**Data listing:**

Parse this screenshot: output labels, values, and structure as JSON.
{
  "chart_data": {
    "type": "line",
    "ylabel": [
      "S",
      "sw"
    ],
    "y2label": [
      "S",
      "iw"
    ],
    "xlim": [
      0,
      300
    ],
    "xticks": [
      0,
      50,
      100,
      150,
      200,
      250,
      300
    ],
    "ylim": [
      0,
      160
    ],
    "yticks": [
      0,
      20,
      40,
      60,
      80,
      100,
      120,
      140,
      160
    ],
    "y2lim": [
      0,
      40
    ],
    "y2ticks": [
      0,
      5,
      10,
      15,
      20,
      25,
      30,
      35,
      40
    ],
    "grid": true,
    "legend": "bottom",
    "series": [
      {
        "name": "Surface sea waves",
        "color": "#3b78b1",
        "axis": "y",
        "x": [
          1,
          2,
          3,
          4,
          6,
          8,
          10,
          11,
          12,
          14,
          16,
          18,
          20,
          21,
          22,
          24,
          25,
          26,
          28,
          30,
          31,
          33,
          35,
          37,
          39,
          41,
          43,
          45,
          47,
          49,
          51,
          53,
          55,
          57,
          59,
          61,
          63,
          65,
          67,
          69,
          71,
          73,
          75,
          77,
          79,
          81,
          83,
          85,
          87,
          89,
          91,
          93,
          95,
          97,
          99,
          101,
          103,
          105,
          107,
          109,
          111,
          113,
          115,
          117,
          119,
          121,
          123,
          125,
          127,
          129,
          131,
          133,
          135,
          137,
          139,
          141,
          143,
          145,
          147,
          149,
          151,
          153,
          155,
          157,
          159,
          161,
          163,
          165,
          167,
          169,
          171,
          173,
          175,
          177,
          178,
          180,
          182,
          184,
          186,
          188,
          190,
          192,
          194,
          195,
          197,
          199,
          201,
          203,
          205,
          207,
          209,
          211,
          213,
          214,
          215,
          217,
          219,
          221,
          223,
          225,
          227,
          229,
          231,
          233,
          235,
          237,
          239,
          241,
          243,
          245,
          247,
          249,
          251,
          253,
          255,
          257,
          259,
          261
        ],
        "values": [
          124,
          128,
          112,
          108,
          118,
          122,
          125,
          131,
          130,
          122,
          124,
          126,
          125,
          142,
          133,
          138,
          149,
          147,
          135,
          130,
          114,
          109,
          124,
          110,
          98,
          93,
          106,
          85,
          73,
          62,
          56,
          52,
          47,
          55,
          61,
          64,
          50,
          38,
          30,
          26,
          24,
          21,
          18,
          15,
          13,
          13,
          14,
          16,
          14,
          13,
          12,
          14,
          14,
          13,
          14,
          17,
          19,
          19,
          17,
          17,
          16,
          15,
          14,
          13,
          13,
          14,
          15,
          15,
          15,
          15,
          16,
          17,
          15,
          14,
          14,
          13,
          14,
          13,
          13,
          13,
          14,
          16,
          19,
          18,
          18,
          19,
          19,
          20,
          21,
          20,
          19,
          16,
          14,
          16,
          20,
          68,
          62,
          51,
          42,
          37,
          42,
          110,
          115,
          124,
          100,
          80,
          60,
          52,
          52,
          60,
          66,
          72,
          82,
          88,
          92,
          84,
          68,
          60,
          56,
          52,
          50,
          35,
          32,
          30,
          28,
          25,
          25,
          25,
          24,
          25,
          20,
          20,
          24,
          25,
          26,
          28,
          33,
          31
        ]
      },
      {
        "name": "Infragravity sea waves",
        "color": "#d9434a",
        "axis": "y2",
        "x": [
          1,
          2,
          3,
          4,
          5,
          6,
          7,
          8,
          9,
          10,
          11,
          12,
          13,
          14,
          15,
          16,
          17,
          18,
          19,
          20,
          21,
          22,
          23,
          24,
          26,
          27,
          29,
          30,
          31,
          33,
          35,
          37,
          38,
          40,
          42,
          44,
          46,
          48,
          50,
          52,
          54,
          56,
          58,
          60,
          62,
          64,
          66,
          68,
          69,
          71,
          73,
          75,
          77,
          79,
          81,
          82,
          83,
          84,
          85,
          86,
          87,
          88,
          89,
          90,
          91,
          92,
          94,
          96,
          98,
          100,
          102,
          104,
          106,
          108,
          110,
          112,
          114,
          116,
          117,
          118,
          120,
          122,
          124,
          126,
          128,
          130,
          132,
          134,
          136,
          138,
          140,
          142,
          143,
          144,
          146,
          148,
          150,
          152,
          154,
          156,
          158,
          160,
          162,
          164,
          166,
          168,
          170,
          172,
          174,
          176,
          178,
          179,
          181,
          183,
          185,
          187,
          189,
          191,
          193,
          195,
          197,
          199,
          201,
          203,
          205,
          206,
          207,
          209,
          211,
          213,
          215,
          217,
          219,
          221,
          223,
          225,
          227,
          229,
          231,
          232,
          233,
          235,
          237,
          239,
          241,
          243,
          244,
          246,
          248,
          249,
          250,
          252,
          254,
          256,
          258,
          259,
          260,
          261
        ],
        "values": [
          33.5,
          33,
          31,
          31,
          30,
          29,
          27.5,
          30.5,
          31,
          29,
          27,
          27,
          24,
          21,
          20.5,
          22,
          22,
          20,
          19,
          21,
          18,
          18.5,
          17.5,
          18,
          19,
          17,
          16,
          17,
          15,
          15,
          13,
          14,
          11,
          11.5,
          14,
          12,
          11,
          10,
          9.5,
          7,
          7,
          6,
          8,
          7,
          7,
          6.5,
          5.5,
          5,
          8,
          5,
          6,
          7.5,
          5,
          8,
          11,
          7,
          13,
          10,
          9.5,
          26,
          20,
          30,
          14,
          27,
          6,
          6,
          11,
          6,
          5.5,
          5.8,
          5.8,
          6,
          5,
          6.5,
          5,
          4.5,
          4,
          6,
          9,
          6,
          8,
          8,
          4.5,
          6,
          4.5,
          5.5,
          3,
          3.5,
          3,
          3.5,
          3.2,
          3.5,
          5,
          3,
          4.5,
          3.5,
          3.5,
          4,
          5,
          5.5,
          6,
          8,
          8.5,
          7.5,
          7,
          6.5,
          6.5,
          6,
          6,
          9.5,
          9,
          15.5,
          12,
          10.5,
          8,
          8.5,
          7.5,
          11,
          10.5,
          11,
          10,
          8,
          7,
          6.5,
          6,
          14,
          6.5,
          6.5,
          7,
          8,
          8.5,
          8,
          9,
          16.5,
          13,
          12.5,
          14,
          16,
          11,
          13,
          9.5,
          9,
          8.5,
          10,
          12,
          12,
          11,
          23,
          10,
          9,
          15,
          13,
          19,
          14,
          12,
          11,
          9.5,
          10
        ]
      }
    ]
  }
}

**Problem details:**
Note each line of the entries that has "waves" in it, and copy those lines.

**Result of this task:**
        "name": "Surface sea waves",
        "name": "Infragravity sea waves",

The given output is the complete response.